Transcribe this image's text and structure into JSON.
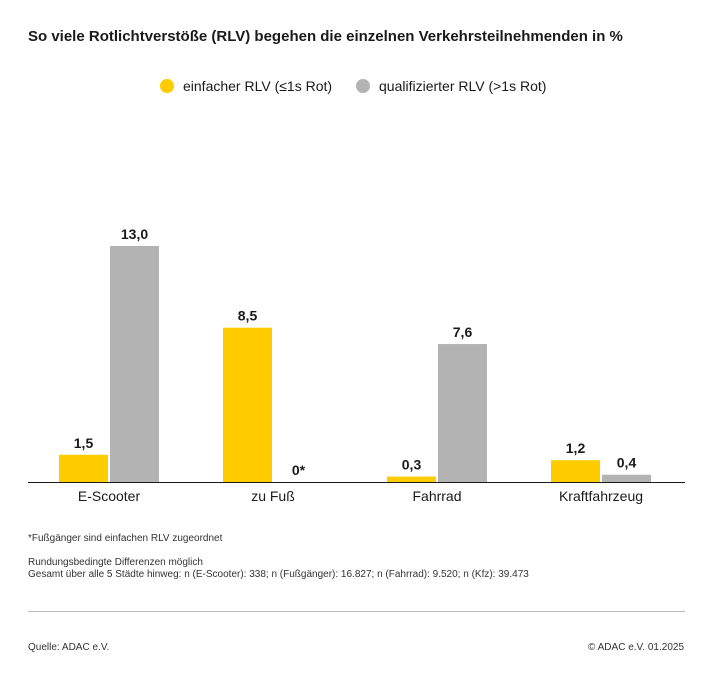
{
  "chart_data": {
    "type": "bar",
    "title": "So viele Rotlichtverstöße (RLV) begehen die einzelnen Verkehrsteilnehmenden in %",
    "categories": [
      "E-Scooter",
      "zu Fuß",
      "Fahrrad",
      "Kraftfahrzeug"
    ],
    "series": [
      {
        "name": "einfacher RLV (≤1s Rot)",
        "color": "#ffcc00",
        "values": [
          1.5,
          8.5,
          0.3,
          1.2
        ],
        "labels": [
          "1,5",
          "8,5",
          "0,3",
          "1,2"
        ]
      },
      {
        "name": "qualifizierter RLV (>1s Rot)",
        "color": "#b3b3b3",
        "values": [
          13.0,
          0,
          7.6,
          0.4
        ],
        "labels": [
          "13,0",
          "0*",
          "7,6",
          "0,4"
        ]
      }
    ],
    "ylim": [
      0,
      13
    ],
    "grid": false,
    "legend_position": "top-center",
    "xlabel": "",
    "ylabel": ""
  },
  "notes": {
    "footnote": "*Fußgänger sind einfachen RLV zugeordnet",
    "rounding": "Rundungsbedingte Differenzen möglich",
    "totals": "Gesamt über alle 5 Städte hinweg: n (E-Scooter): 338; n (Fußgänger): 16.827; n (Fahrrad): 9.520; n (Kfz): 39.473"
  },
  "footer": {
    "source": "Quelle: ADAC e.V.",
    "copyright": "© ADAC e.V. 01.2025"
  }
}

- _YOUR TASK_:
Read through the entries and copy each line in which "Fußgänger" appears.

- _FINISHED EXERCISE_:
    "footnote": "*Fußgänger sind einfachen RLV zugeordnet",
    "totals": "Gesamt über alle 5 Städte hinweg: n (E-Scooter): 338; n (Fußgänger): 16.827; n (Fahrrad): 9.520; n (Kfz): 39.473"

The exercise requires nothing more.